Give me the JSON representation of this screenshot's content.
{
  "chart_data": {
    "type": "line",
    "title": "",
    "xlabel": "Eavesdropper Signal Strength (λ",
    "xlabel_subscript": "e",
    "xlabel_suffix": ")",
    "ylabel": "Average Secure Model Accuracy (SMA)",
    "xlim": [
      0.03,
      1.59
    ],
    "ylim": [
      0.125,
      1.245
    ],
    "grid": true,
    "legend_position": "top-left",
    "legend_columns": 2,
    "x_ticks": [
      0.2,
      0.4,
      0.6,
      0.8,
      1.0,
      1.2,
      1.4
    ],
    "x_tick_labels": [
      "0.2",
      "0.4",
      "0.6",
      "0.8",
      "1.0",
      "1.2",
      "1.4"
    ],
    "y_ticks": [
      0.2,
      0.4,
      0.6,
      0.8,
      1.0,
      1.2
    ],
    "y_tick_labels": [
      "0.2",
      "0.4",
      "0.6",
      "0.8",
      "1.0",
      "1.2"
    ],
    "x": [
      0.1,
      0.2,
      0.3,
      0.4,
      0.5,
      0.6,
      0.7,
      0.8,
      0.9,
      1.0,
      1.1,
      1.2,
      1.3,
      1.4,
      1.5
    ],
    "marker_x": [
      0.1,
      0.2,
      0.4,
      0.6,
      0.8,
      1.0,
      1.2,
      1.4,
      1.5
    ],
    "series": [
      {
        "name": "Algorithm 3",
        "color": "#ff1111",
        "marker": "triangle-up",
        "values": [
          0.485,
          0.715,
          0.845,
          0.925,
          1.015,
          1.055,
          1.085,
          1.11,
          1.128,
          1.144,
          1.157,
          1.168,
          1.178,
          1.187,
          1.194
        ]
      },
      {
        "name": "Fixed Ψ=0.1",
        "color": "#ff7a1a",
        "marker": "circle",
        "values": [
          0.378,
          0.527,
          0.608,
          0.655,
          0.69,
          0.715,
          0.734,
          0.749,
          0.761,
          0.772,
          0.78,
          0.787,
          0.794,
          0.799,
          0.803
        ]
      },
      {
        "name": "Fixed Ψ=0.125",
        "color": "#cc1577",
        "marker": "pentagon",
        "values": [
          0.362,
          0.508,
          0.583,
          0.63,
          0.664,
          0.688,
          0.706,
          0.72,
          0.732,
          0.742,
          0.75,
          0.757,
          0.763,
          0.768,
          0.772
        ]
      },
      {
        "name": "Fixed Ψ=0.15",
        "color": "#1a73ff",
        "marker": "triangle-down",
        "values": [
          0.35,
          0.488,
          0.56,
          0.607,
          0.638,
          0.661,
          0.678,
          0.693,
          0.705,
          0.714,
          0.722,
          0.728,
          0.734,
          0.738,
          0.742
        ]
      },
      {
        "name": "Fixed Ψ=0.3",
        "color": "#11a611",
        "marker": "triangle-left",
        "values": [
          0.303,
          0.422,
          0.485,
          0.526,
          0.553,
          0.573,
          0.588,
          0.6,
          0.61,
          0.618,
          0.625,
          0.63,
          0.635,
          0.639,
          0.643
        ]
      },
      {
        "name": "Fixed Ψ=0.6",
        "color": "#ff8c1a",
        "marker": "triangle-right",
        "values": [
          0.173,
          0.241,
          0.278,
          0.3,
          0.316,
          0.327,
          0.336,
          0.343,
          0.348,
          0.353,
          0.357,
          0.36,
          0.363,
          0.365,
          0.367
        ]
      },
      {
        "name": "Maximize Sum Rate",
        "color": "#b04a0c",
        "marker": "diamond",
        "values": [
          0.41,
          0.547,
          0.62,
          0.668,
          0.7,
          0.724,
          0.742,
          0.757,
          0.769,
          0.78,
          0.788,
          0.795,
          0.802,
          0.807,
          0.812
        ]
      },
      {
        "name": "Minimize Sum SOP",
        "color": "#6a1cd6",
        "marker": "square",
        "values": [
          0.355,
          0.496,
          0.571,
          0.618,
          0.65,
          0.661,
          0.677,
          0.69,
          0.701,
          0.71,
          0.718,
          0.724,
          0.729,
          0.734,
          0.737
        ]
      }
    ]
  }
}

--------------------------------

• _Written task_: Output all of the material exactly as written.

• _Exercise response_:
Give me the JSON representation of this screenshot's content.
{
  "chart_data": {
    "type": "line",
    "title": "",
    "xlabel": "Eavesdropper Signal Strength (λ",
    "xlabel_subscript": "e",
    "xlabel_suffix": ")",
    "ylabel": "Average Secure Model Accuracy (SMA)",
    "xlim": [
      0.03,
      1.59
    ],
    "ylim": [
      0.125,
      1.245
    ],
    "grid": true,
    "legend_position": "top-left",
    "legend_columns": 2,
    "x_ticks": [
      0.2,
      0.4,
      0.6,
      0.8,
      1.0,
      1.2,
      1.4
    ],
    "x_tick_labels": [
      "0.2",
      "0.4",
      "0.6",
      "0.8",
      "1.0",
      "1.2",
      "1.4"
    ],
    "y_ticks": [
      0.2,
      0.4,
      0.6,
      0.8,
      1.0,
      1.2
    ],
    "y_tick_labels": [
      "0.2",
      "0.4",
      "0.6",
      "0.8",
      "1.0",
      "1.2"
    ],
    "x": [
      0.1,
      0.2,
      0.3,
      0.4,
      0.5,
      0.6,
      0.7,
      0.8,
      0.9,
      1.0,
      1.1,
      1.2,
      1.3,
      1.4,
      1.5
    ],
    "marker_x": [
      0.1,
      0.2,
      0.4,
      0.6,
      0.8,
      1.0,
      1.2,
      1.4,
      1.5
    ],
    "series": [
      {
        "name": "Algorithm 3",
        "color": "#ff1111",
        "marker": "triangle-up",
        "values": [
          0.485,
          0.715,
          0.845,
          0.925,
          1.015,
          1.055,
          1.085,
          1.11,
          1.128,
          1.144,
          1.157,
          1.168,
          1.178,
          1.187,
          1.194
        ]
      },
      {
        "name": "Fixed Ψ=0.1",
        "color": "#ff7a1a",
        "marker": "circle",
        "values": [
          0.378,
          0.527,
          0.608,
          0.655,
          0.69,
          0.715,
          0.734,
          0.749,
          0.761,
          0.772,
          0.78,
          0.787,
          0.794,
          0.799,
          0.803
        ]
      },
      {
        "name": "Fixed Ψ=0.125",
        "color": "#cc1577",
        "marker": "pentagon",
        "values": [
          0.362,
          0.508,
          0.583,
          0.63,
          0.664,
          0.688,
          0.706,
          0.72,
          0.732,
          0.742,
          0.75,
          0.757,
          0.763,
          0.768,
          0.772
        ]
      },
      {
        "name": "Fixed Ψ=0.15",
        "color": "#1a73ff",
        "marker": "triangle-down",
        "values": [
          0.35,
          0.488,
          0.56,
          0.607,
          0.638,
          0.661,
          0.678,
          0.693,
          0.705,
          0.714,
          0.722,
          0.728,
          0.734,
          0.738,
          0.742
        ]
      },
      {
        "name": "Fixed Ψ=0.3",
        "color": "#11a611",
        "marker": "triangle-left",
        "values": [
          0.303,
          0.422,
          0.485,
          0.526,
          0.553,
          0.573,
          0.588,
          0.6,
          0.61,
          0.618,
          0.625,
          0.63,
          0.635,
          0.639,
          0.643
        ]
      },
      {
        "name": "Fixed Ψ=0.6",
        "color": "#ff8c1a",
        "marker": "triangle-right",
        "values": [
          0.173,
          0.241,
          0.278,
          0.3,
          0.316,
          0.327,
          0.336,
          0.343,
          0.348,
          0.353,
          0.357,
          0.36,
          0.363,
          0.365,
          0.367
        ]
      },
      {
        "name": "Maximize Sum Rate",
        "color": "#b04a0c",
        "marker": "diamond",
        "values": [
          0.41,
          0.547,
          0.62,
          0.668,
          0.7,
          0.724,
          0.742,
          0.757,
          0.769,
          0.78,
          0.788,
          0.795,
          0.802,
          0.807,
          0.812
        ]
      },
      {
        "name": "Minimize Sum SOP",
        "color": "#6a1cd6",
        "marker": "square",
        "values": [
          0.355,
          0.496,
          0.571,
          0.618,
          0.65,
          0.661,
          0.677,
          0.69,
          0.701,
          0.71,
          0.718,
          0.724,
          0.729,
          0.734,
          0.737
        ]
      }
    ]
  }
}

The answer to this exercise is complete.